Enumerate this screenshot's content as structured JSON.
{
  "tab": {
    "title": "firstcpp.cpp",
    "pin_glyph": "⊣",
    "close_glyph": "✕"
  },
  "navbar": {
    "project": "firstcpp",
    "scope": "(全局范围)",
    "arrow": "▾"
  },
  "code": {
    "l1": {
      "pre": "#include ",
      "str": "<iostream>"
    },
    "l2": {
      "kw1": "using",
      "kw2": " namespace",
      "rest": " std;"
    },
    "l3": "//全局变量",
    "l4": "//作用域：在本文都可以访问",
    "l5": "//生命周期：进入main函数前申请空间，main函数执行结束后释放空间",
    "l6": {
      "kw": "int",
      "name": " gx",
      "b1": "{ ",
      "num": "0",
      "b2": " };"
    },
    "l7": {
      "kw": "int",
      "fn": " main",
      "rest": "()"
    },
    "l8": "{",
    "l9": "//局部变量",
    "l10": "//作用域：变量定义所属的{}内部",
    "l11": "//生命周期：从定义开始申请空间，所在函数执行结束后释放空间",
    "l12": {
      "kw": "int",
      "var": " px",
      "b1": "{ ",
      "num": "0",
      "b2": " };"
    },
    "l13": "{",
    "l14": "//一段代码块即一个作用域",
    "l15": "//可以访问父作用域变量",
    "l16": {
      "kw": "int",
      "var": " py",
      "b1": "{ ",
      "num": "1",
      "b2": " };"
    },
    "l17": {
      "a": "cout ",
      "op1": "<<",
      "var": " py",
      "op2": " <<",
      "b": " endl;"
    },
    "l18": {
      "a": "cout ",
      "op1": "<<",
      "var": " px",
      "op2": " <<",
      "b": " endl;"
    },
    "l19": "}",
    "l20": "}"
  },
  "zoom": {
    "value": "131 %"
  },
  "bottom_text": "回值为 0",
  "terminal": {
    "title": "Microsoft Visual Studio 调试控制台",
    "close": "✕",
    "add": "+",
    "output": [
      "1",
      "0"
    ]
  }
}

■ ■ ■ ■ ■ ■ ■

Your objective
Output the listing above word for word.

Full answer
Enumerate this screenshot's content as structured JSON.
{
  "tab": {
    "title": "firstcpp.cpp",
    "pin_glyph": "⊣",
    "close_glyph": "✕"
  },
  "navbar": {
    "project": "firstcpp",
    "scope": "(全局范围)",
    "arrow": "▾"
  },
  "code": {
    "l1": {
      "pre": "#include ",
      "str": "<iostream>"
    },
    "l2": {
      "kw1": "using",
      "kw2": " namespace",
      "rest": " std;"
    },
    "l3": "//全局变量",
    "l4": "//作用域：在本文都可以访问",
    "l5": "//生命周期：进入main函数前申请空间，main函数执行结束后释放空间",
    "l6": {
      "kw": "int",
      "name": " gx",
      "b1": "{ ",
      "num": "0",
      "b2": " };"
    },
    "l7": {
      "kw": "int",
      "fn": " main",
      "rest": "()"
    },
    "l8": "{",
    "l9": "//局部变量",
    "l10": "//作用域：变量定义所属的{}内部",
    "l11": "//生命周期：从定义开始申请空间，所在函数执行结束后释放空间",
    "l12": {
      "kw": "int",
      "var": " px",
      "b1": "{ ",
      "num": "0",
      "b2": " };"
    },
    "l13": "{",
    "l14": "//一段代码块即一个作用域",
    "l15": "//可以访问父作用域变量",
    "l16": {
      "kw": "int",
      "var": " py",
      "b1": "{ ",
      "num": "1",
      "b2": " };"
    },
    "l17": {
      "a": "cout ",
      "op1": "<<",
      "var": " py",
      "op2": " <<",
      "b": " endl;"
    },
    "l18": {
      "a": "cout ",
      "op1": "<<",
      "var": " px",
      "op2": " <<",
      "b": " endl;"
    },
    "l19": "}",
    "l20": "}"
  },
  "zoom": {
    "value": "131 %"
  },
  "bottom_text": "回值为 0",
  "terminal": {
    "title": "Microsoft Visual Studio 调试控制台",
    "close": "✕",
    "add": "+",
    "output": [
      "1",
      "0"
    ]
  }
}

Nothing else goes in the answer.